THE TASK » Sift the listing for lines that hold the string "области" and pull them out.

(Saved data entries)
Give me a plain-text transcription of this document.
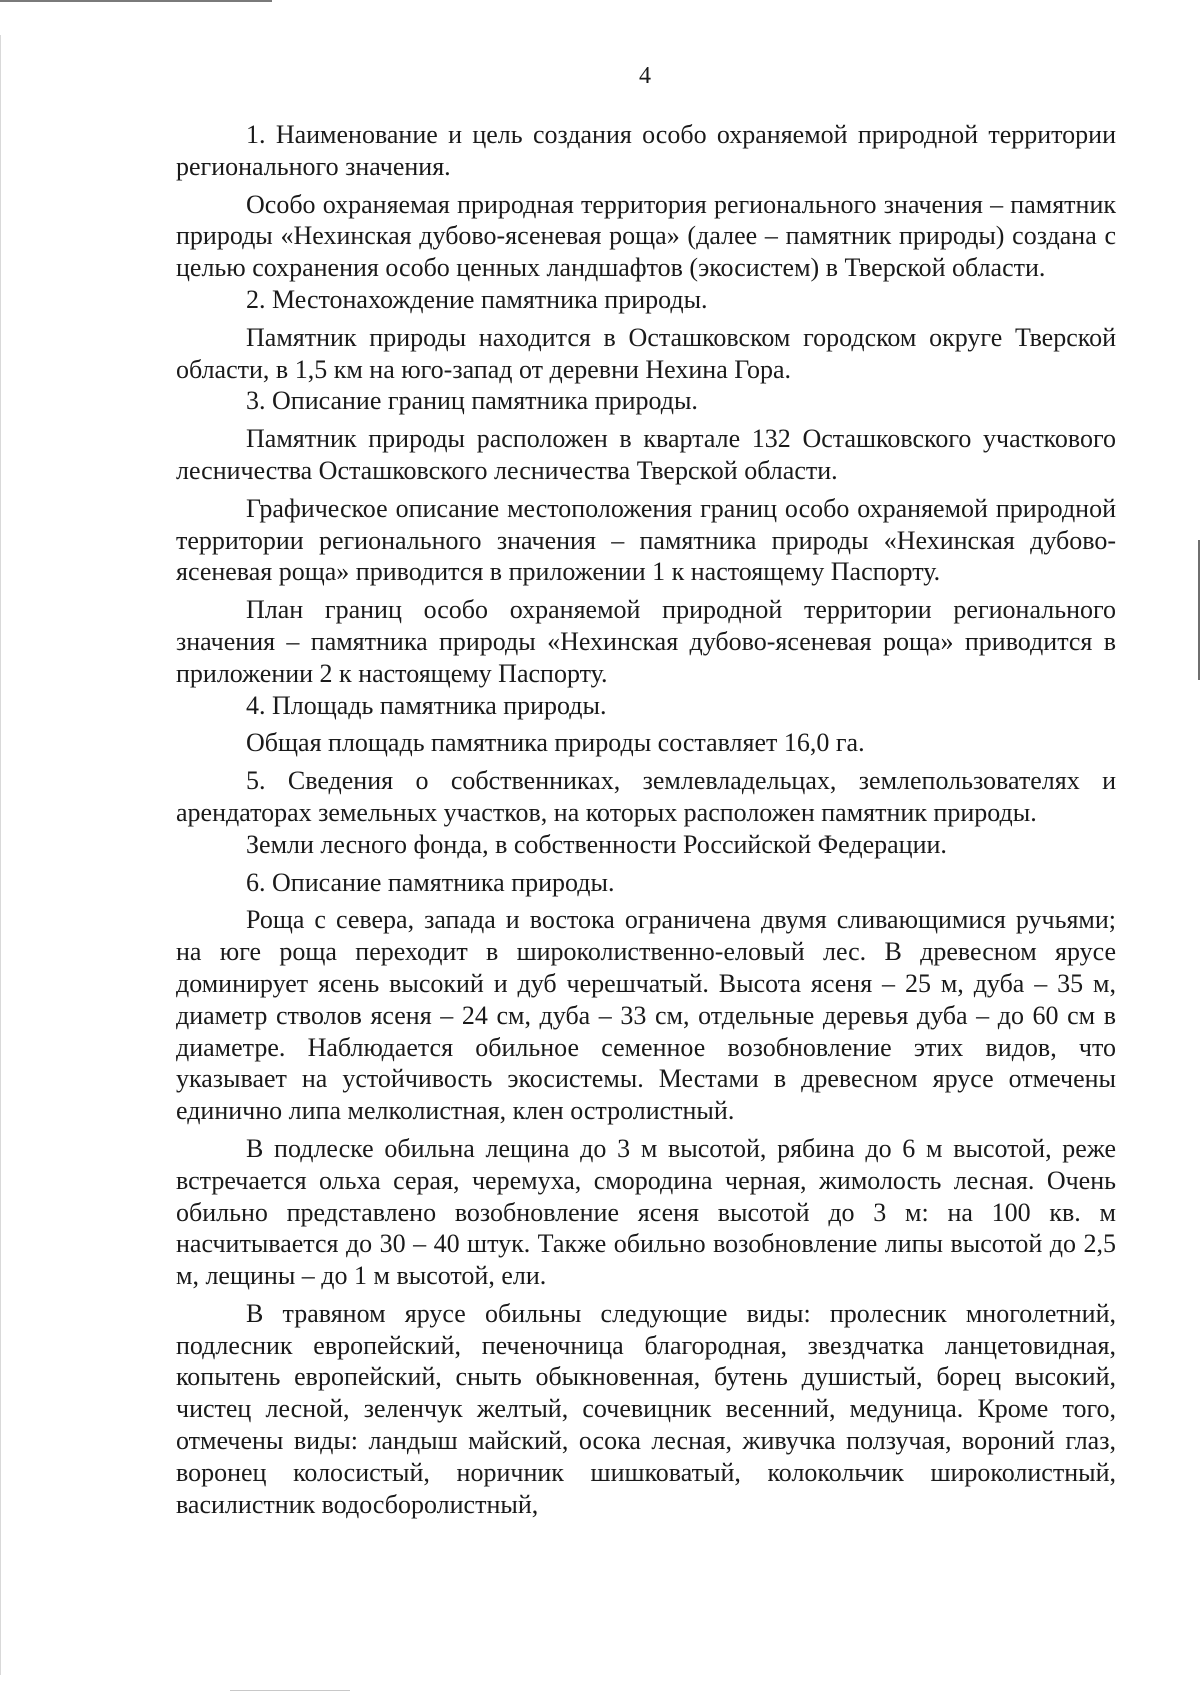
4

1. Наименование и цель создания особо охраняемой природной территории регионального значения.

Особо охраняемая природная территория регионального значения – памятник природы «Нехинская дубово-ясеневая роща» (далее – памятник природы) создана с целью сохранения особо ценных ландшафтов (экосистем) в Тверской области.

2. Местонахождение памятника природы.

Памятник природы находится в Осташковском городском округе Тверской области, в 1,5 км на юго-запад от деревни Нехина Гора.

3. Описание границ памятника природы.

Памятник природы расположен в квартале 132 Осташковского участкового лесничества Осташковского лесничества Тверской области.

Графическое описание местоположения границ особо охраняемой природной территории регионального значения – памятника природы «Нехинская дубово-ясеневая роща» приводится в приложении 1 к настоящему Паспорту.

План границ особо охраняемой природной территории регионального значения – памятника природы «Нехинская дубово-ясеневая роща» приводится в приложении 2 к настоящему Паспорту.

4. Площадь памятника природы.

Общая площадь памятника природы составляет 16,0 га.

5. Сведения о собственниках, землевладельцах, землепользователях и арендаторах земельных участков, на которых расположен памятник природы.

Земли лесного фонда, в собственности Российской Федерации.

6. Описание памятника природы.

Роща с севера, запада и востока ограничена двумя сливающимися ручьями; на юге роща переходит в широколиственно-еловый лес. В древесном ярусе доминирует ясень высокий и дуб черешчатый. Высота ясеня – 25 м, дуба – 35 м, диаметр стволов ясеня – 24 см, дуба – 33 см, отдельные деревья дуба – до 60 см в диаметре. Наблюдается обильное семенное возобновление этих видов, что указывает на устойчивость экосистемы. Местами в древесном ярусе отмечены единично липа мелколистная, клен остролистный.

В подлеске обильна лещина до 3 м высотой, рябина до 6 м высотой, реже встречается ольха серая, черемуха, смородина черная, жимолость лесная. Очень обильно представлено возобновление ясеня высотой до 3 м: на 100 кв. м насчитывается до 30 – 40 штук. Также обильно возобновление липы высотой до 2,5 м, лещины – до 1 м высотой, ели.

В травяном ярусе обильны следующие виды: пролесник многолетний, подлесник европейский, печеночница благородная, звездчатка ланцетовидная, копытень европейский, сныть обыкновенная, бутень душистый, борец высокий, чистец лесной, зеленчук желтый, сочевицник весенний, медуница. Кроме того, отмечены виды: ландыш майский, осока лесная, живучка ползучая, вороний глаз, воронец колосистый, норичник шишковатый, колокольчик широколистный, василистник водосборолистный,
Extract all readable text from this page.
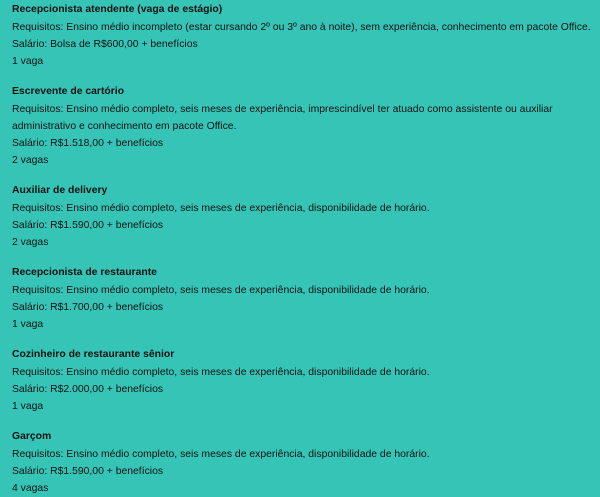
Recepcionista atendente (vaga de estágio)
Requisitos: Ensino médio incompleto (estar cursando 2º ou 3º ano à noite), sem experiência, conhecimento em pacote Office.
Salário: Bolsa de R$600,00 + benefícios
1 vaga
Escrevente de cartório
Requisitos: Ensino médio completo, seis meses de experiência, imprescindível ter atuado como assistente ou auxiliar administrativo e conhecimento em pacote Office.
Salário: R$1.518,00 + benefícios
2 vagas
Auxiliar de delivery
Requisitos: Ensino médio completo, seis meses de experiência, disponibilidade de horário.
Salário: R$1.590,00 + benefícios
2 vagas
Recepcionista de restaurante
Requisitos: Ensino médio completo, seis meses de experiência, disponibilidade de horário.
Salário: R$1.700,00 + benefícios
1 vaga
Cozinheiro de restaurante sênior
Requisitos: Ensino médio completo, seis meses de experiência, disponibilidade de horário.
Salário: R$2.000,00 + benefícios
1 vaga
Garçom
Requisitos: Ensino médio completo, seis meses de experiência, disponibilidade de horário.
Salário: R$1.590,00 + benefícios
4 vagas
...
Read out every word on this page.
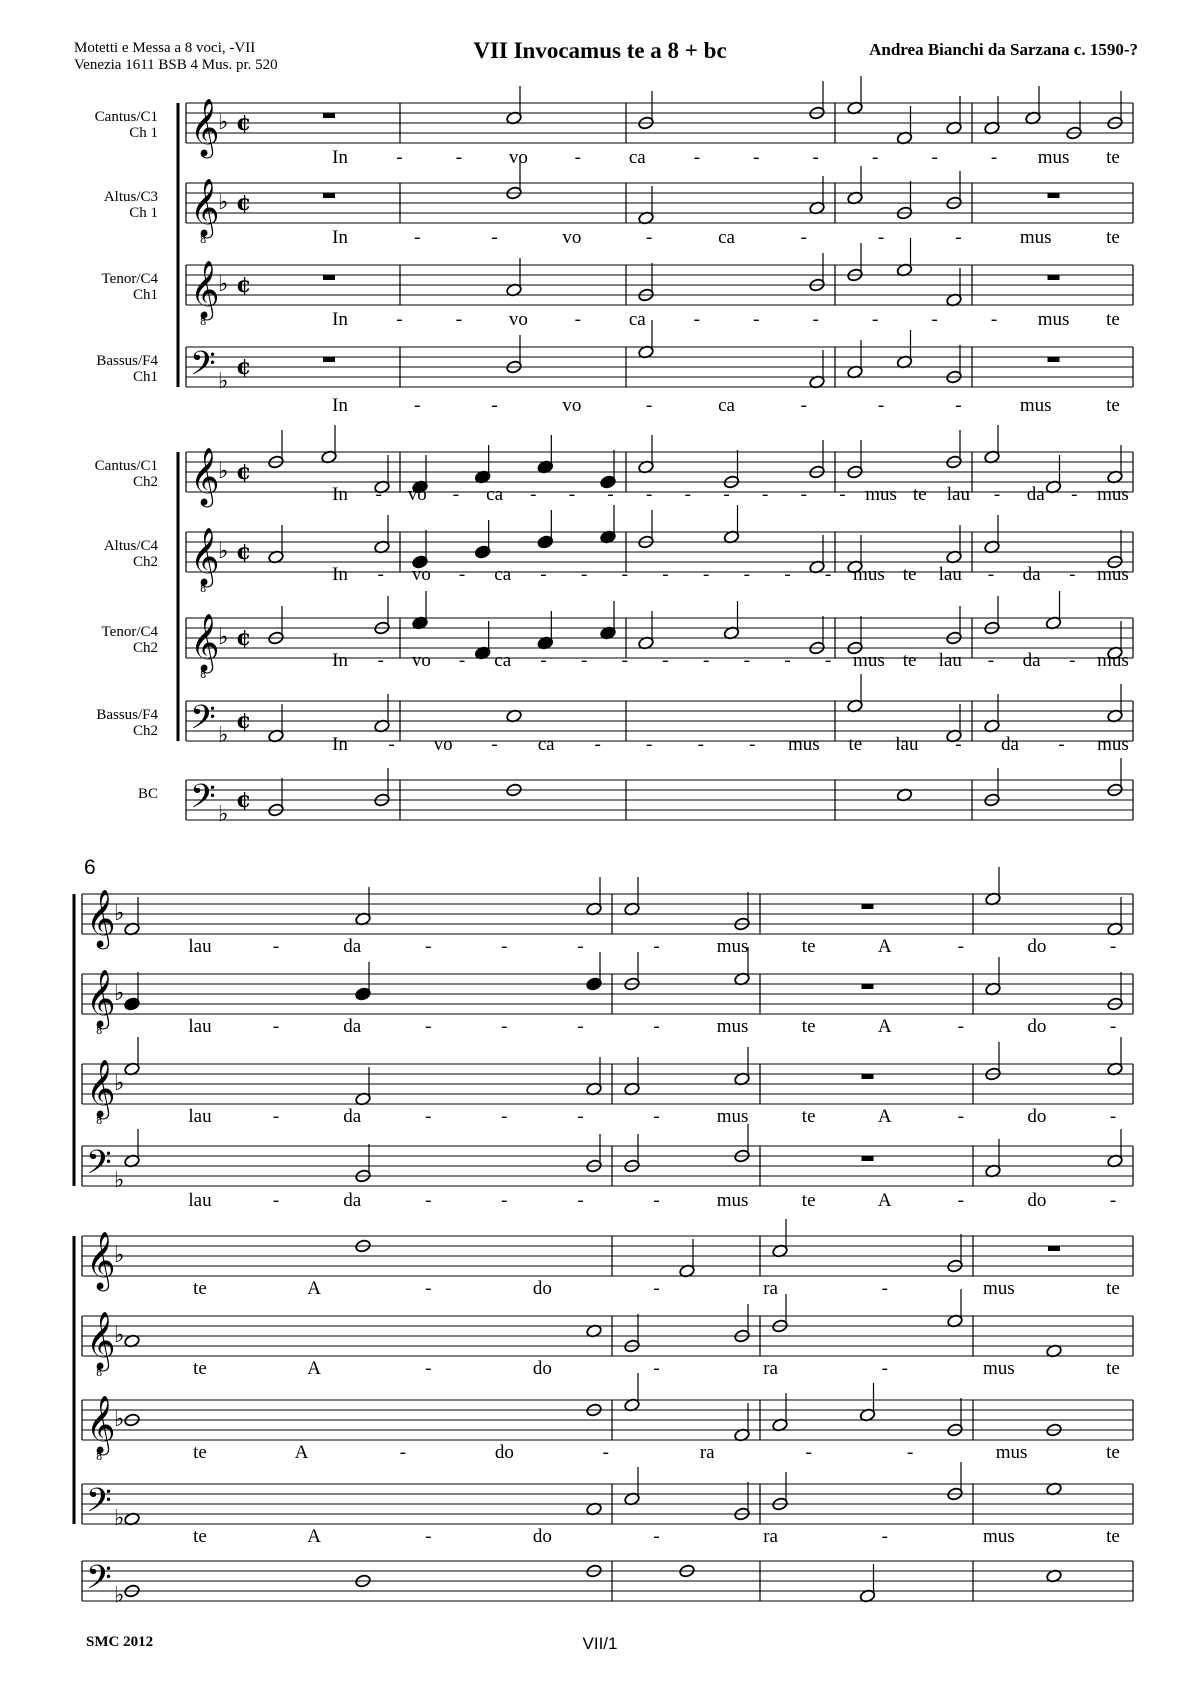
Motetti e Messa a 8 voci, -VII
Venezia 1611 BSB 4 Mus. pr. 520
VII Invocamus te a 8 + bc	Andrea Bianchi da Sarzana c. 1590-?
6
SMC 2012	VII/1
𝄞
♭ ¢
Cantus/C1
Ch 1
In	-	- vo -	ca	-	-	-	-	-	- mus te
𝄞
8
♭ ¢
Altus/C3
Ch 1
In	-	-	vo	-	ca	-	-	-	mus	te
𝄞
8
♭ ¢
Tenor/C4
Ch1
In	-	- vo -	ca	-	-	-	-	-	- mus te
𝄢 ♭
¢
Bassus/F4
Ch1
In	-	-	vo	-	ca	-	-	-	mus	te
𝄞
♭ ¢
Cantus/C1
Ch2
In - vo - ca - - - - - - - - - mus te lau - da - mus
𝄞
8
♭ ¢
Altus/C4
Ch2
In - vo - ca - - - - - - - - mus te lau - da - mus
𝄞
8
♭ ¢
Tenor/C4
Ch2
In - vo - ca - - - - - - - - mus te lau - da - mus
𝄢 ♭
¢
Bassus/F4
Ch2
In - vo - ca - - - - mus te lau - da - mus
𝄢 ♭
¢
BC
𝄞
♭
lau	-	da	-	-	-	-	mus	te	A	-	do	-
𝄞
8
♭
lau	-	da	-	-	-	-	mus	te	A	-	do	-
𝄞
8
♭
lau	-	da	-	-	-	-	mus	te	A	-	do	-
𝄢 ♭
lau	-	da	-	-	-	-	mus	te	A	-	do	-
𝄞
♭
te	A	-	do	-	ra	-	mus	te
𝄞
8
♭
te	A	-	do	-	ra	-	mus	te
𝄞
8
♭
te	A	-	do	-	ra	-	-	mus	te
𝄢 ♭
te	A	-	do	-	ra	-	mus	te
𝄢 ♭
---
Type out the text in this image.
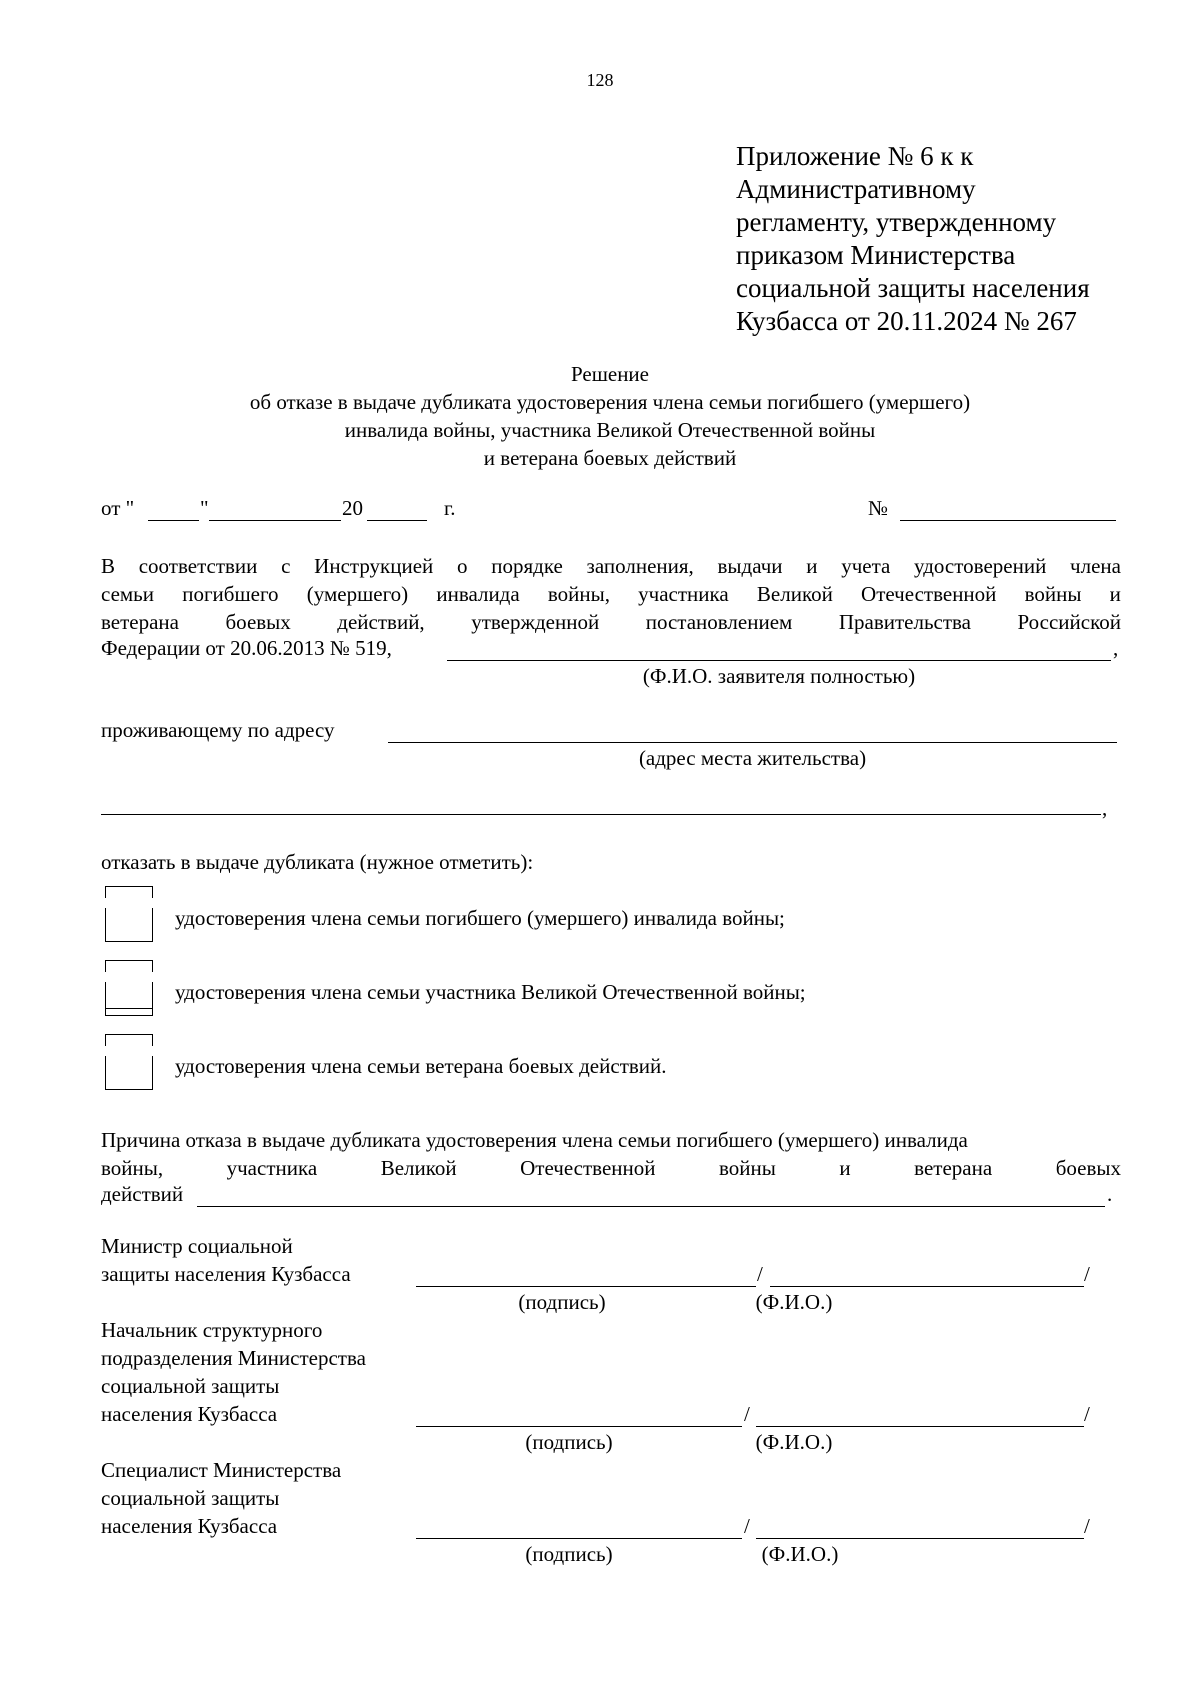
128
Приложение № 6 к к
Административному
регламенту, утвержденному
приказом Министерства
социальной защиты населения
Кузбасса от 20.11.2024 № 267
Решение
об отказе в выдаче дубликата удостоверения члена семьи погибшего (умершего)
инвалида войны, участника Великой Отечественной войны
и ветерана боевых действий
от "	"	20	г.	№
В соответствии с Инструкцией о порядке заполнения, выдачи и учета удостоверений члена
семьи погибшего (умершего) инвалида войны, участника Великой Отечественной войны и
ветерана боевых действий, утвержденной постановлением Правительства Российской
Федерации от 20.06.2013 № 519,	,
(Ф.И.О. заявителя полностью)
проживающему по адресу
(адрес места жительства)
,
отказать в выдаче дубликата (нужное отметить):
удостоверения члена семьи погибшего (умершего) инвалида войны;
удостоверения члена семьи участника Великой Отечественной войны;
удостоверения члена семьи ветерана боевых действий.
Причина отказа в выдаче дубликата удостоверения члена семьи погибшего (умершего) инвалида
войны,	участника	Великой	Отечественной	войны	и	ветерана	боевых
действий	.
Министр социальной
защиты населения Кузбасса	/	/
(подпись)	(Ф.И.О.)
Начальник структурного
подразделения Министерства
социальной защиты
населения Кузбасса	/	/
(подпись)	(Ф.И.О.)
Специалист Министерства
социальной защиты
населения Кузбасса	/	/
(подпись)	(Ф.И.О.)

EXPECTED OUTPUT »
Особо охраняемая природная территория регионального значения – памятник природы «Нехинская дубово-ясеневая роща» (далее – памятник природы) создана с целью сохранения особо ценных ландшафтов (экосистем) в Тверской области.
Памятник природы находится в Осташковском городском округе Тверской области, в 1,5 км на юго-запад от деревни Нехина Гора.
Памятник природы расположен в квартале 132 Осташковского участкового лесничества Осташковского лесничества Тверской области.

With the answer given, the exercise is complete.